[Exercise brief]
Copy, from the entries below, each line where the word "grid" can be found.

[Data shown]
■ ■ ■ ■ ■

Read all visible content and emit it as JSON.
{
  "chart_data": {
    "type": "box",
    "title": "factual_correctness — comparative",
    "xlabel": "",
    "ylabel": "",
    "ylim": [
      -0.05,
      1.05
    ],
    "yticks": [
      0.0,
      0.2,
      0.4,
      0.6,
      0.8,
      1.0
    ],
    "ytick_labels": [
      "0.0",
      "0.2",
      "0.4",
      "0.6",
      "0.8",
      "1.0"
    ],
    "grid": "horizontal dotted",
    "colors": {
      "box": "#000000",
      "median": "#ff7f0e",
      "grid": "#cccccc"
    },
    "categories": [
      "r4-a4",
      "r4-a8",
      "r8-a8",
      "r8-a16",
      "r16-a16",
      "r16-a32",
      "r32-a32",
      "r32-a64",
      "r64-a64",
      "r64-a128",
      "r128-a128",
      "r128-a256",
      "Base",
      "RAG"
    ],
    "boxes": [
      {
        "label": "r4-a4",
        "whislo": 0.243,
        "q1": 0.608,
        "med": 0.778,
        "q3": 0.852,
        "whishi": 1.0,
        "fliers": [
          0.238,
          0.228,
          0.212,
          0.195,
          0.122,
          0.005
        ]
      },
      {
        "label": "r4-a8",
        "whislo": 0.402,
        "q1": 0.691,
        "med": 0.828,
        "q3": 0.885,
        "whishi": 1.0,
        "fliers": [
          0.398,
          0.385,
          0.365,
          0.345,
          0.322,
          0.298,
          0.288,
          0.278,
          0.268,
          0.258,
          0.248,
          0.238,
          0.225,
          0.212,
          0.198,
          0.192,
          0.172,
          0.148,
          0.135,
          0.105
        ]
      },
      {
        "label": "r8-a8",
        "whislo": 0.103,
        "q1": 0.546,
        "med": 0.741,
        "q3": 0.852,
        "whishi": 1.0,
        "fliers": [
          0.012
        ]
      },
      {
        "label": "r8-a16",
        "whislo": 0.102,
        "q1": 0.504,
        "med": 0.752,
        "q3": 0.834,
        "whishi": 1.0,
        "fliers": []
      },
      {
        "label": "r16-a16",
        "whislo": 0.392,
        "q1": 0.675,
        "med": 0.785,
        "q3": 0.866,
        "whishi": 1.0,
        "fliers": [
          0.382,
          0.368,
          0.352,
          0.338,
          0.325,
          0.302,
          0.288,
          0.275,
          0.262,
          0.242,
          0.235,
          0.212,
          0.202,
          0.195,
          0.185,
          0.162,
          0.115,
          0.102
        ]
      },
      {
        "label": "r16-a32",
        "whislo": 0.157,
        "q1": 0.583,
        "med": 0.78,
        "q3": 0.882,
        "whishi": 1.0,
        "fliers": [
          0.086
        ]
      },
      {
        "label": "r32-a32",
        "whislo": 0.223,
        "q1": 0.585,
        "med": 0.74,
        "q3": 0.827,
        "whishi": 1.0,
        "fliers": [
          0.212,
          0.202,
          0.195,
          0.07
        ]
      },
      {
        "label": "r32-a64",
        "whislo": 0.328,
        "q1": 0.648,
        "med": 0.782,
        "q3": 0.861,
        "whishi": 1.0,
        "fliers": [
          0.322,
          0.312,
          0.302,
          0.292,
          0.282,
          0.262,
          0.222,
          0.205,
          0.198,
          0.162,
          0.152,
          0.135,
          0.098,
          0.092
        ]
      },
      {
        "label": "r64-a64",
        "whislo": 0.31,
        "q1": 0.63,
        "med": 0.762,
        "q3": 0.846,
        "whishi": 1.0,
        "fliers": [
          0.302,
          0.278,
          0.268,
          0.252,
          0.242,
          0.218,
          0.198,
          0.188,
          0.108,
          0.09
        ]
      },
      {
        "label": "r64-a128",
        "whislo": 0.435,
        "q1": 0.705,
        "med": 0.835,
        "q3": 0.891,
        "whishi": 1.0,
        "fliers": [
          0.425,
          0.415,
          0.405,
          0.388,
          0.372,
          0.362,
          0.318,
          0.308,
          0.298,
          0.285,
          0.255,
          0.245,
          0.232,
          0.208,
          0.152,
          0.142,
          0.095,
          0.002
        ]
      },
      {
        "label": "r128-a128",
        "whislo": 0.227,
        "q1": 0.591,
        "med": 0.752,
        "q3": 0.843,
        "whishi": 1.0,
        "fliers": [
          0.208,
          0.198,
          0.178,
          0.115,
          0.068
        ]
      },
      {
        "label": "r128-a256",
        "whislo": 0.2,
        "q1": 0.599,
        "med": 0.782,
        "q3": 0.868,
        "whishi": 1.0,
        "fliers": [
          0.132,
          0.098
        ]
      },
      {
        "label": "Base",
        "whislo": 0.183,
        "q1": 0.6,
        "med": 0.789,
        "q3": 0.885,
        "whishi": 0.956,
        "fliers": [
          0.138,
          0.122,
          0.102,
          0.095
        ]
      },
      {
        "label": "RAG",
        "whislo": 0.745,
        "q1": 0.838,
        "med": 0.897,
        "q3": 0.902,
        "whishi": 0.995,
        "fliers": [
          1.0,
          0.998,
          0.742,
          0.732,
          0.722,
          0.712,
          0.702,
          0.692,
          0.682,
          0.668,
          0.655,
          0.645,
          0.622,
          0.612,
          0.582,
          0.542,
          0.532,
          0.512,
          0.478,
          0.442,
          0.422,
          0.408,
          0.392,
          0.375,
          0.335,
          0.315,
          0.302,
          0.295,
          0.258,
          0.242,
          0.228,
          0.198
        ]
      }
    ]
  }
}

■ ■ ■ ■ ■

[The response]
    "grid": "horizontal dotted",
      "grid": "#cccccc"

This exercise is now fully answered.